[Begin Input records]

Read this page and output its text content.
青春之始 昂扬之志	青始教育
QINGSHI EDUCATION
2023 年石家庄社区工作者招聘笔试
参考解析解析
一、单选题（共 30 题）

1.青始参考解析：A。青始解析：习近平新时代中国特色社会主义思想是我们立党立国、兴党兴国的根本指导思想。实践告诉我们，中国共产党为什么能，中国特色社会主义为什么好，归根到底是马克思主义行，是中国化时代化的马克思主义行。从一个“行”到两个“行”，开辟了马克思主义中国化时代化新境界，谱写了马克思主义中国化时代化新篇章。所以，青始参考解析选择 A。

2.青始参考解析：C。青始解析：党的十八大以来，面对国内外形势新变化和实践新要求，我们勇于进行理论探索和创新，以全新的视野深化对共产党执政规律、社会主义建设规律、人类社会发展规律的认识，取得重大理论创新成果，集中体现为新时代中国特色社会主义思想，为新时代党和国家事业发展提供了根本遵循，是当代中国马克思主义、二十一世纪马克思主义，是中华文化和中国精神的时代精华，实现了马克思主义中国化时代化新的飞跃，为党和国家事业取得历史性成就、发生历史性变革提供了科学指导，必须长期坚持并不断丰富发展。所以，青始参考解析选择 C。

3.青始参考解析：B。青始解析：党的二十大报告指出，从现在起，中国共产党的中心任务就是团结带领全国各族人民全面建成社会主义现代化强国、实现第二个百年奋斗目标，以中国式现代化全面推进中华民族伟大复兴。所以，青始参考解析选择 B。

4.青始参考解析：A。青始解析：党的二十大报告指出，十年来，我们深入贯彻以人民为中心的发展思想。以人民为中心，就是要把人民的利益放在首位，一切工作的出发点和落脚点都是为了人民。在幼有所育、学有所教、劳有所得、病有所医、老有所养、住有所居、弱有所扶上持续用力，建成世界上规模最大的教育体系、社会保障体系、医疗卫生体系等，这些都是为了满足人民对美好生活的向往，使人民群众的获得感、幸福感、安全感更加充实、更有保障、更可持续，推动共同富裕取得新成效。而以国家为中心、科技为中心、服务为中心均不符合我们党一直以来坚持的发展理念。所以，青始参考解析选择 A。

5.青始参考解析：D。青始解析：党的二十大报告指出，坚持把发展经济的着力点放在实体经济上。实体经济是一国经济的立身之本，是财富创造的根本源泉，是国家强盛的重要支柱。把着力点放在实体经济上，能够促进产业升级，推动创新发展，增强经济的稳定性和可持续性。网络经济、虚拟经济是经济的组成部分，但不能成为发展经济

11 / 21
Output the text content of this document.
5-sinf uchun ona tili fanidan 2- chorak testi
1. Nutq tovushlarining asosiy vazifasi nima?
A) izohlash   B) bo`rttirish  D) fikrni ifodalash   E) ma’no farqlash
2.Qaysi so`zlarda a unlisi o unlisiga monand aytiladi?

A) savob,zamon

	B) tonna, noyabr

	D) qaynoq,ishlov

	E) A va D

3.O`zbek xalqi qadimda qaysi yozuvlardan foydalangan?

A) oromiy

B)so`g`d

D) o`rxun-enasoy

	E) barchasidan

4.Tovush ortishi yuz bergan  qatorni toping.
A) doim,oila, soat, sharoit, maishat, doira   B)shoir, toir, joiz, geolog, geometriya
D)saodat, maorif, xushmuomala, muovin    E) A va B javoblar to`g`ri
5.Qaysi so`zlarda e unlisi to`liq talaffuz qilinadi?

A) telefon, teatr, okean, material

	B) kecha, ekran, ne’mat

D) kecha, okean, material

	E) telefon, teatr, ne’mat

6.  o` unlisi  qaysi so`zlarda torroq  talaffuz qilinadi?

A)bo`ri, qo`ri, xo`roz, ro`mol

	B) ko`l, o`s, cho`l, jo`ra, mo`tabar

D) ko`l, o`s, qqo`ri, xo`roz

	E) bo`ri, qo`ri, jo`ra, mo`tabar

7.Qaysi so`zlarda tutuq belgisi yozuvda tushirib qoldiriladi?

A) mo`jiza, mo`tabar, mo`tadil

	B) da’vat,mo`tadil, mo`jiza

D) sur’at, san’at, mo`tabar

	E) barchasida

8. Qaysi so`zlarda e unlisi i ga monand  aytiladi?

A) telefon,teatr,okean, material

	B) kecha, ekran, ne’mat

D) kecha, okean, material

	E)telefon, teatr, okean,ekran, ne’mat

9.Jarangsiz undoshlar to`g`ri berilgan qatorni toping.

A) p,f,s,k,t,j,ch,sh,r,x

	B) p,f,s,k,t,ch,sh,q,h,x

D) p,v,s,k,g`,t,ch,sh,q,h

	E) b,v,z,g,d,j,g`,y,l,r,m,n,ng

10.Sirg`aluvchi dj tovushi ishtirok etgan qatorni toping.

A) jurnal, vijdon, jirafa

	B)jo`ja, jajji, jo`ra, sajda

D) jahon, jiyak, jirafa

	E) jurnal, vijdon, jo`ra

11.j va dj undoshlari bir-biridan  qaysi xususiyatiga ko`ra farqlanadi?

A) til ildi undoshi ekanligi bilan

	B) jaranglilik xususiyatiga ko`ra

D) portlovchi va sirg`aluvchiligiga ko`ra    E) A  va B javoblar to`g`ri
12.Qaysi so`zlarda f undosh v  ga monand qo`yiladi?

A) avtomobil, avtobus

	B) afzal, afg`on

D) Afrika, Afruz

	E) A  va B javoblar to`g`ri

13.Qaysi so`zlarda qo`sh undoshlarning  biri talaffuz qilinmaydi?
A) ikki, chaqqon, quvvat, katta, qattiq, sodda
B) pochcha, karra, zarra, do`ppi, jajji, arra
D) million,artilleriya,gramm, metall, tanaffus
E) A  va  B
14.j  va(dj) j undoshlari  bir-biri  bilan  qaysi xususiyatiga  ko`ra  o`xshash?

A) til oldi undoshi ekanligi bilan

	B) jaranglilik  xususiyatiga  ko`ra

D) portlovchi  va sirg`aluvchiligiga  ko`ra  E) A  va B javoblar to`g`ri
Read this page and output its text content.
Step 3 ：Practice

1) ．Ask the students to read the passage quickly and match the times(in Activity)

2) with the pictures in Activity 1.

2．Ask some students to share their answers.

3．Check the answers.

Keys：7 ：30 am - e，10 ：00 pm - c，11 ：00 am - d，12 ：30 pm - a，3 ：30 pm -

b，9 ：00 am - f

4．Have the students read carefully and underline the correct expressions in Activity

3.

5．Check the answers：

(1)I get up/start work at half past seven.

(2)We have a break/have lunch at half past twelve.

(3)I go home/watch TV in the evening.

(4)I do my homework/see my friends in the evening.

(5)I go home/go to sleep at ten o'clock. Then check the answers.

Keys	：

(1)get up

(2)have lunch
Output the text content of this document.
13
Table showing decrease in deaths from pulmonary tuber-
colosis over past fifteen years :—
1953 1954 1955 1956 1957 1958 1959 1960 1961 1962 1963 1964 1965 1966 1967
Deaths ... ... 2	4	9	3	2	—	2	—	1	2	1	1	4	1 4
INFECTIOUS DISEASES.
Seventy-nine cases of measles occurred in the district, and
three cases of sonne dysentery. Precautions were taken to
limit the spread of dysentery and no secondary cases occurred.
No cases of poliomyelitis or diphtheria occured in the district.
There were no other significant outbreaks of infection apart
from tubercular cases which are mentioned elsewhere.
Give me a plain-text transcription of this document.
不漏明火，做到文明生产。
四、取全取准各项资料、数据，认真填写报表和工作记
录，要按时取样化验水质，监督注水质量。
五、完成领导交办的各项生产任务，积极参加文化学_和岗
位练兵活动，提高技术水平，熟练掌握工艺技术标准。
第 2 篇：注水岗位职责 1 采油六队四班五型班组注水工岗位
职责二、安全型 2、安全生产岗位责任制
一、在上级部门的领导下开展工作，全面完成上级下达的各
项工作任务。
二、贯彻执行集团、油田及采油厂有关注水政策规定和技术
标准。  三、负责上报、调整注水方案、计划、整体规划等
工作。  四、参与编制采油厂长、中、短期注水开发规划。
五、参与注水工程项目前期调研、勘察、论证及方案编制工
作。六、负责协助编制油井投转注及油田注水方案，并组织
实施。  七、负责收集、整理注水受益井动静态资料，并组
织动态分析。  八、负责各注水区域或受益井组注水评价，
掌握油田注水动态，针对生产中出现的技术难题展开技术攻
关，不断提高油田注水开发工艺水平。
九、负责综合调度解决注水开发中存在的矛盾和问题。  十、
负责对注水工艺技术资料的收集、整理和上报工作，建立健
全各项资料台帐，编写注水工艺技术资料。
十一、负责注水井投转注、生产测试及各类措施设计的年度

[End Input records]

Your answer should be a single number: the count of lines containing the word "teatr".

**Right answer**
4